» **Required work**
Extract all lines that hold the string "JSON".

[Records]
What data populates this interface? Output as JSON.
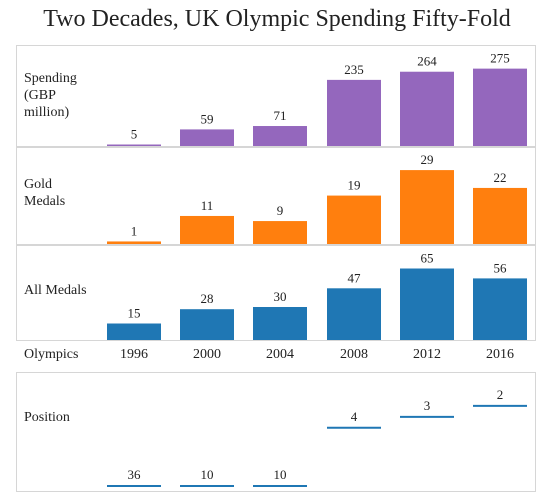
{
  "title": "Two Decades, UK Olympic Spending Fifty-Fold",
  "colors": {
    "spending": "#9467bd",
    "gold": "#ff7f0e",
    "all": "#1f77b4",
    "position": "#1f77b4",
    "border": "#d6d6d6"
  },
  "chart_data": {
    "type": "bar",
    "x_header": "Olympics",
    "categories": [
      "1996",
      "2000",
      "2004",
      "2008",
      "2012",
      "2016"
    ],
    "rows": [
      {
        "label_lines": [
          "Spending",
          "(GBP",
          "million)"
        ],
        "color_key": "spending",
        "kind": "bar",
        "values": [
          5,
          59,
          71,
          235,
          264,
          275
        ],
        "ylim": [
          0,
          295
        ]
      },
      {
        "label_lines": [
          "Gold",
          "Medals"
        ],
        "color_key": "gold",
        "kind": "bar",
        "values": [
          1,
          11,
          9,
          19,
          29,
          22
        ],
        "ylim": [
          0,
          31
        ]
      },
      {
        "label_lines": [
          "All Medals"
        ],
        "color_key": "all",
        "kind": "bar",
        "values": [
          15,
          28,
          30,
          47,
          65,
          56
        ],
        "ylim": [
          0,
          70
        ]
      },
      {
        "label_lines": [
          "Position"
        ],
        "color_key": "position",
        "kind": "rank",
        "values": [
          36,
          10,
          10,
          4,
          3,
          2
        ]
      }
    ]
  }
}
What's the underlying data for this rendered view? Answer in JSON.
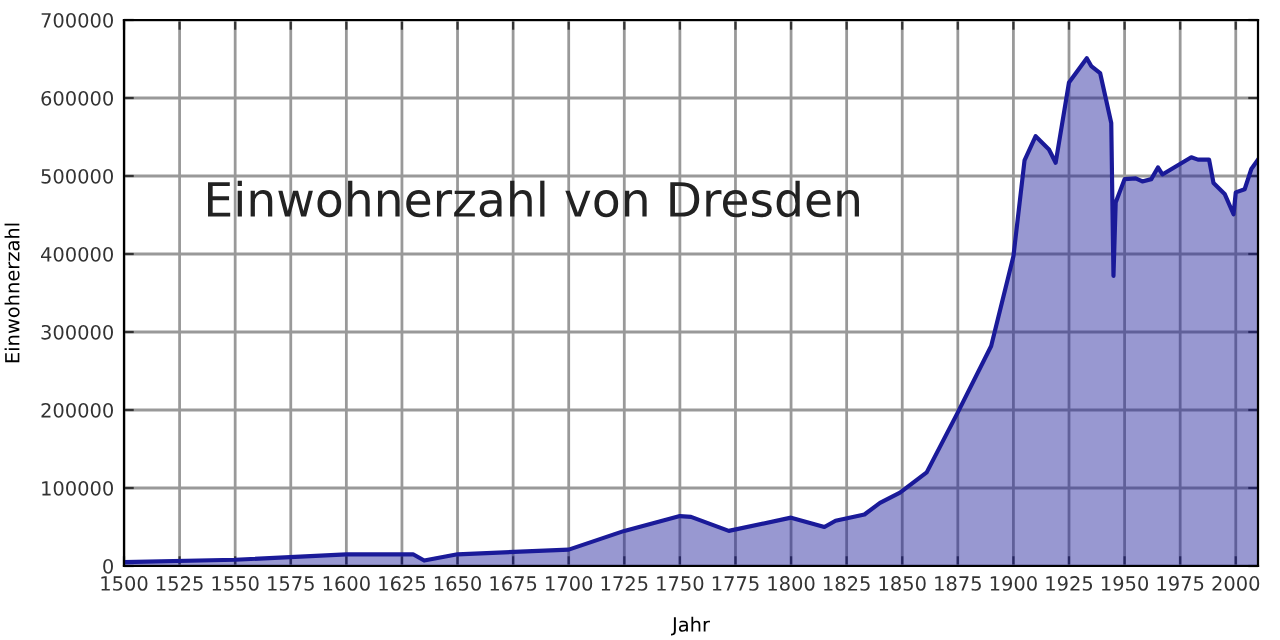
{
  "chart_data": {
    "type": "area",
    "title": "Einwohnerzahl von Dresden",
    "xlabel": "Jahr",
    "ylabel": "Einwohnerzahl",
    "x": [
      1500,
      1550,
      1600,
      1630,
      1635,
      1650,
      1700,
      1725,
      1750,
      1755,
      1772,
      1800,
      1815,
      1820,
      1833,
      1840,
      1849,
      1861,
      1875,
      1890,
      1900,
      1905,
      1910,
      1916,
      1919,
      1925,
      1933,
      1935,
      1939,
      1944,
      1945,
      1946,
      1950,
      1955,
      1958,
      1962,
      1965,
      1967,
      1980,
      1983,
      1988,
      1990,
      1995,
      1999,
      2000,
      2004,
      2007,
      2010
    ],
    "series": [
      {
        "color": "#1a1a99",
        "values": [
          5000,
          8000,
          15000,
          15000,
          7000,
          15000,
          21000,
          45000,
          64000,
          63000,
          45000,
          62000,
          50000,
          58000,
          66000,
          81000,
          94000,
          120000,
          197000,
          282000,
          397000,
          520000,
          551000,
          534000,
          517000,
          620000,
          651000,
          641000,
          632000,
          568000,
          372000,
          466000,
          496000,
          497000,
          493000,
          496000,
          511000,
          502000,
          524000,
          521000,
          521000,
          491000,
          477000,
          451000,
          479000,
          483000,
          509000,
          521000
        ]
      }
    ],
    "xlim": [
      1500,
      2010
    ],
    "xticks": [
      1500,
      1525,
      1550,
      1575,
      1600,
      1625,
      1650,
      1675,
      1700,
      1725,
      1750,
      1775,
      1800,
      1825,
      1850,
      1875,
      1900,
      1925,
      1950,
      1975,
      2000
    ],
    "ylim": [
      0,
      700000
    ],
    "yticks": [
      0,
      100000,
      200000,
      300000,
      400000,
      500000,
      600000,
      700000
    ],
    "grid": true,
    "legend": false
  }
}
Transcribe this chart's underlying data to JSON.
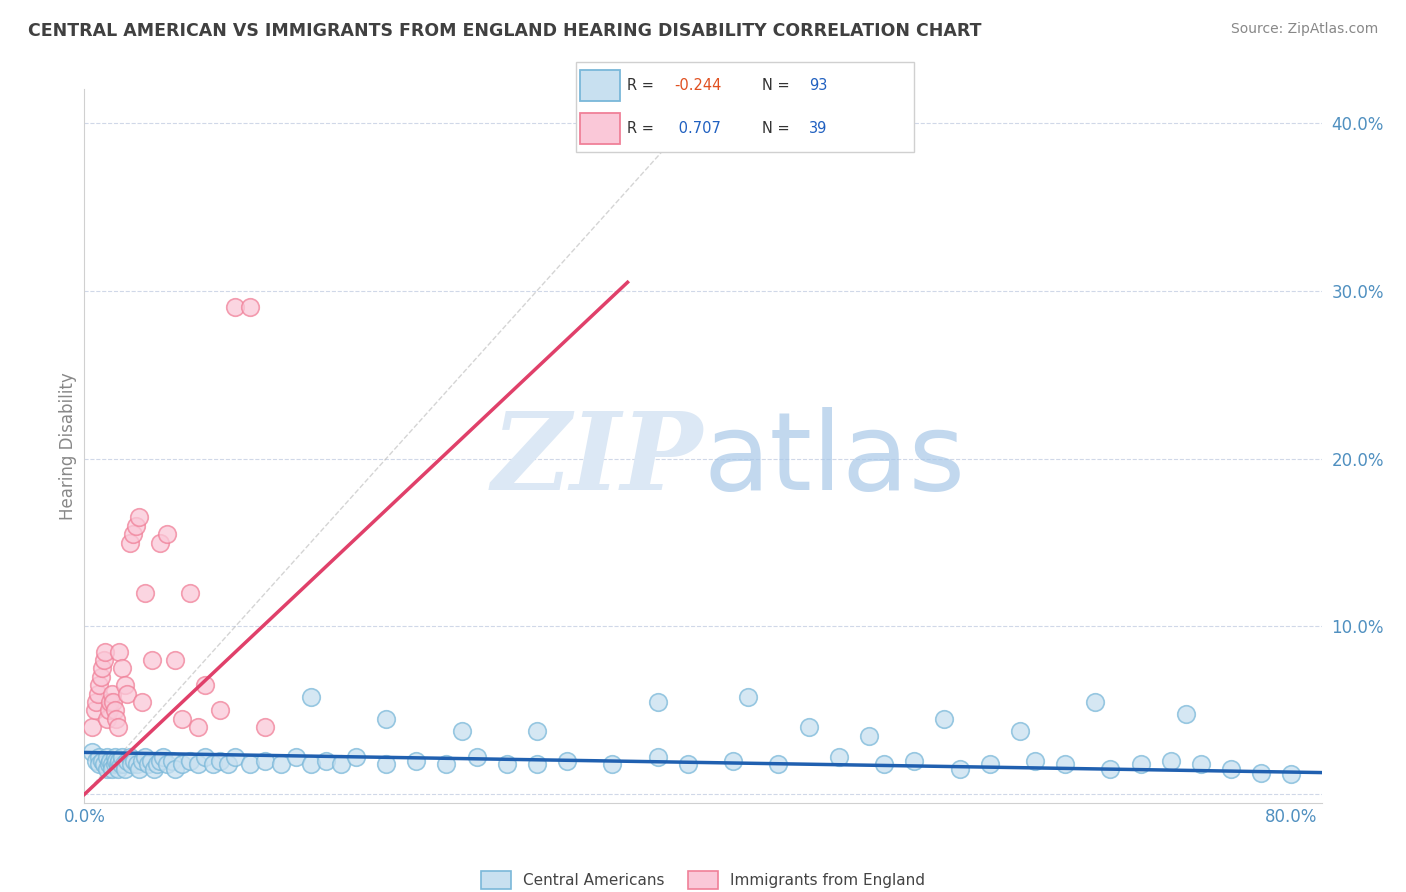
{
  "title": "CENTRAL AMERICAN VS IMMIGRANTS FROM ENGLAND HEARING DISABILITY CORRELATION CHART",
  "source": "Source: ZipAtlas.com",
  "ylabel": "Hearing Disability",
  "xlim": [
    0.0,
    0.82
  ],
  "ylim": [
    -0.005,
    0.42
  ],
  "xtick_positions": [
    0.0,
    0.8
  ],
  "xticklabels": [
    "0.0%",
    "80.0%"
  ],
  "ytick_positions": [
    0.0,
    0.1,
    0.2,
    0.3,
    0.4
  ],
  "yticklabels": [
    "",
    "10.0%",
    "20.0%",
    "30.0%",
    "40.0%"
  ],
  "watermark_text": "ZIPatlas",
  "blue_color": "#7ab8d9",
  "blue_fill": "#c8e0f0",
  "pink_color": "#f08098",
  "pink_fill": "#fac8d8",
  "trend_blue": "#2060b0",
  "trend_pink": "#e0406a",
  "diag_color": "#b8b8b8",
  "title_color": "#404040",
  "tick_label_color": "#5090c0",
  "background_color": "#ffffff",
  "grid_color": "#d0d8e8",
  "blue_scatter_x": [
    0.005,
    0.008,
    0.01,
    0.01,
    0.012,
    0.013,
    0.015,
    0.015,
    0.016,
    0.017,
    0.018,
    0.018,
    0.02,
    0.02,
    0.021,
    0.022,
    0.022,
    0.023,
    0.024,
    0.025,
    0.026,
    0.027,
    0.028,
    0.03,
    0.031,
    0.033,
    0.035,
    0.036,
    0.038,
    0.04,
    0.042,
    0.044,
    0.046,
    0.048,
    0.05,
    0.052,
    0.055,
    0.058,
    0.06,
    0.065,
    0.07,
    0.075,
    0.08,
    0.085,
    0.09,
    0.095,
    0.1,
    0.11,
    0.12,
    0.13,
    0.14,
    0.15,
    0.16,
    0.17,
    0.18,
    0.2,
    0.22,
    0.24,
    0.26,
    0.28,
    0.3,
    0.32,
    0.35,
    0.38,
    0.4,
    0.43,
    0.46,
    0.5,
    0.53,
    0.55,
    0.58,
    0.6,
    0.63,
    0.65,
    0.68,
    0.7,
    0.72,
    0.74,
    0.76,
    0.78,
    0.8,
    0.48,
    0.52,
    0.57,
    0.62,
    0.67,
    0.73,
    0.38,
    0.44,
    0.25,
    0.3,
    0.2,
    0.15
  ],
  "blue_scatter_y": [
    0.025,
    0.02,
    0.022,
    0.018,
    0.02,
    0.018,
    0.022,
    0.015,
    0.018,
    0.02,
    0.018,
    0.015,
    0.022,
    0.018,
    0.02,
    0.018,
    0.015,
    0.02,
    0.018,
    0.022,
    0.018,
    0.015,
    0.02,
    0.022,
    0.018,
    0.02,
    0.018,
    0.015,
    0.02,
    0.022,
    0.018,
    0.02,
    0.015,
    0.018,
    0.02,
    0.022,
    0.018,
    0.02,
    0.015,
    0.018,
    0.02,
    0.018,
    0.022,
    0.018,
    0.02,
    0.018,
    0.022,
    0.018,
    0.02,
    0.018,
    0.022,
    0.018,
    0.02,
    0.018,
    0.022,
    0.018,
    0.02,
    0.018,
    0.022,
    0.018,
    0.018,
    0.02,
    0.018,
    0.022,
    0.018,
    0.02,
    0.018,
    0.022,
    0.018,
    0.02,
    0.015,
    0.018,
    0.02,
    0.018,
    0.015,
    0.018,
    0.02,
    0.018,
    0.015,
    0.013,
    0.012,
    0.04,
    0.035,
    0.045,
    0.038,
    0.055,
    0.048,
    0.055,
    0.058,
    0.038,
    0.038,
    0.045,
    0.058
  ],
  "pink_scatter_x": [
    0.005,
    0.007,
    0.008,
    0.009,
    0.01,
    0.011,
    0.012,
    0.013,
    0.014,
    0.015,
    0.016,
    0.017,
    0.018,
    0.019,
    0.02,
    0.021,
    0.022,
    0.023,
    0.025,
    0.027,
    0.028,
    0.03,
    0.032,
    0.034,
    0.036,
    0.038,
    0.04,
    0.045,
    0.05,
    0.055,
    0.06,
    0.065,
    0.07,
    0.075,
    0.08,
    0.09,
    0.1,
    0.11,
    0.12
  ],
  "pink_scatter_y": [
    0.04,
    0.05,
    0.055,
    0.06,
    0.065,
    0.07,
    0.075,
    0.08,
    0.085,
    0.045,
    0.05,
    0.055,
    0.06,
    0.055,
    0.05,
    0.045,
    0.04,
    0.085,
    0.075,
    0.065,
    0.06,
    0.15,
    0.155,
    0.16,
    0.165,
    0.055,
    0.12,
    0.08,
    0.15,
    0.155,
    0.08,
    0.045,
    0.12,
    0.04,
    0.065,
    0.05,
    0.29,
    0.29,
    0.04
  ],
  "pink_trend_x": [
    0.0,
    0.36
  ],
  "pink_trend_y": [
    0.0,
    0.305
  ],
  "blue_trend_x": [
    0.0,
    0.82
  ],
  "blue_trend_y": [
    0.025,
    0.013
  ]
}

» **The response**
What data populates this interface? Output as JSON.
What's the underlying data for this rendered view? Answer in JSON.
Transcribe this chart's underlying data to JSON.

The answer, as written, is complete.